- [Selected extract]:
----------

Compaq and Northern Telecom Ltd. (Nortel), Mississauga, Ontario, recently announced their partnership to focus on bringing a voice-activated dialing system to the mobile market that surmounts the difficulties of a "noisy" wireless environment, says Compaq's Ebling. But Compaq is not ignoring the wireline market, either.
"Next year we will be rolling out an advanced intelligent network peripheral capability," he says. "We are just leading with the wireless voice service because that is where our strength in the market is. We will target the wireline side of the market as well with the introduction of capabilities to support the various [Internet protocol, or IP] interfaces in the traditional carrier market."
Although there have been VUI-based wireline service launches by traditional telcos, the service has not been prolific. "Enhanced services take longer to deploy," says Stuart Patterson, president and CEO at ALTech. "They take longer for vendors to integrate into their systems, and it takes longer for telcos to say, 'OK, we're done playing with this. I'm going to deploy it now.'"
Long distance carriers must be cautious about their deployments to guarantee quality of service (QoS). So with actionable platforms just surfacing that meet long distance carriers' needs, many are only considering the technology at this point, says Andre Kuyzk, an analyst for Frost and Sullivan, Mountain View, Calif. Consideration of these new services likely will include a test period before full-fledged services will reach end users, he adds.

----------

- [Dataset records]:
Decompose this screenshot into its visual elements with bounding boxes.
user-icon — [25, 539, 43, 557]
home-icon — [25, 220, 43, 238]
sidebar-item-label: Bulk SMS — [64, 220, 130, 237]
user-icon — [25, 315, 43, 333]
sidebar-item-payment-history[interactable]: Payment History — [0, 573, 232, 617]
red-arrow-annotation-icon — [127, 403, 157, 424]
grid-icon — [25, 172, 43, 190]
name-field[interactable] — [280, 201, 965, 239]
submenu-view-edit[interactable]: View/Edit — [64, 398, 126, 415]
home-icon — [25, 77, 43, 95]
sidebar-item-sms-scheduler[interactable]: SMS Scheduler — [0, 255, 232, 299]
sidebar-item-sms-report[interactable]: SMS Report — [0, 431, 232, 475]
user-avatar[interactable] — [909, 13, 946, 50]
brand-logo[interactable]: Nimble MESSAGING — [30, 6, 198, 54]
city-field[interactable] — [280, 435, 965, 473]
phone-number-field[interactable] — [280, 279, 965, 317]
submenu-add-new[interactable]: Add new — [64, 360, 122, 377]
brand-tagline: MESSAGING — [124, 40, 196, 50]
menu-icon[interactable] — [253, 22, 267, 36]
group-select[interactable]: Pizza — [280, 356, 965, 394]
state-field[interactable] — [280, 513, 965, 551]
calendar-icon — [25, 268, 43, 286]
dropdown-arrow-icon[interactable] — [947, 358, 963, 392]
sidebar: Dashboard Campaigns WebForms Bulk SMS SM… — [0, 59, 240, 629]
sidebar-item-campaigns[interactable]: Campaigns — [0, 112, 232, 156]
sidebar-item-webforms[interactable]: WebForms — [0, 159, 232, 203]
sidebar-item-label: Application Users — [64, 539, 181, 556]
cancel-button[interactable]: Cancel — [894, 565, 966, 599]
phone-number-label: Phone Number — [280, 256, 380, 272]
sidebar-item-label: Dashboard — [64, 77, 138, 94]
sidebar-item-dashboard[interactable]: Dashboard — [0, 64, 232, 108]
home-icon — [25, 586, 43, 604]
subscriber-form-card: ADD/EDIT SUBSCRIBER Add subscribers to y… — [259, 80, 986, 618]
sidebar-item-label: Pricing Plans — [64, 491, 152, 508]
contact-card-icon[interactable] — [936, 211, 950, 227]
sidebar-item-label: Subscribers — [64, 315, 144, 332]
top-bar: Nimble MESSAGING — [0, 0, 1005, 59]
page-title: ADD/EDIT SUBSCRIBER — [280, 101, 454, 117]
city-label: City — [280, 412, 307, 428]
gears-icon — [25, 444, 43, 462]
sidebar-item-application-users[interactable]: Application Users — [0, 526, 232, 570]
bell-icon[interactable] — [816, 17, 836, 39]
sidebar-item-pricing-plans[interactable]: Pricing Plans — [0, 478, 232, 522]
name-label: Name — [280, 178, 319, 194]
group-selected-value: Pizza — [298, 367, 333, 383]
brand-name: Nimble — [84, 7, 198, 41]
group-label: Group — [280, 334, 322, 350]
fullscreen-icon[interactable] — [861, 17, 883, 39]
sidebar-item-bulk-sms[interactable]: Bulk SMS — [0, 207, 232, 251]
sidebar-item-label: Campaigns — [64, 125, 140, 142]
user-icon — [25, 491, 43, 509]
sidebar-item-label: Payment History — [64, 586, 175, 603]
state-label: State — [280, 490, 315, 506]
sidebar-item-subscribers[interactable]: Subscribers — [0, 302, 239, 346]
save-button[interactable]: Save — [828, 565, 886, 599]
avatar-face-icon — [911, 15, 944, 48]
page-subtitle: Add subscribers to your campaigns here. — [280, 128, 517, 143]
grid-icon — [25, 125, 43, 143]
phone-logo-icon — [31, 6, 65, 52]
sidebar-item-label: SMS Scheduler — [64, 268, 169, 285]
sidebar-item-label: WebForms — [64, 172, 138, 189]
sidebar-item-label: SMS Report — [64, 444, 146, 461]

----------

- [Actions to take]:
[1] According to the passage on voice services, who is the president and CEO at ALTech?
[2] Copy everything in the passage on voice services from "Although there have" down to "users, he adds.".
[3] For each statement below, say whether it agrees with the passage on voice services, and quote the words that decide it.
(a) The partnership between Compaq and Nortel focuses on the mobile market.
(b) Traditional telcos have launched VUI-based wireline services widely.
(c) Compaq is ignoring the wireline market.

- [Answers to each task]:
[1] Stuart Patterson

[2]
Although there have been VUI-based wireline service launches by traditional telcos, the service has not been prolific. "Enhanced services take longer to deploy," says Stuart Patterson, president and CEO at ALTech. "They take longer for vendors to integrate into their systems, and it takes longer for telcos to say, 'OK, we're done playing with this. I'm going to deploy it now.'"
Long distance carriers must be cautious about their deployments to guarantee quality of service (QoS). So with actionable platforms just surfacing that meet long distance carriers' needs, many are only considering the technology at this point, says Andre Kuyzk, an analyst for Frost and Sullivan, Mountain View, Calif. Consideration of these new services likely will include a test period before full-fledged services will reach end users, he adds.

[3]
(a) Yes: "focus on bringing a voice-activated dialing system to the mobile market"
(b) No: "the service has not been prolific"
(c) No: "Compaq is not ignoring the wireline market, either"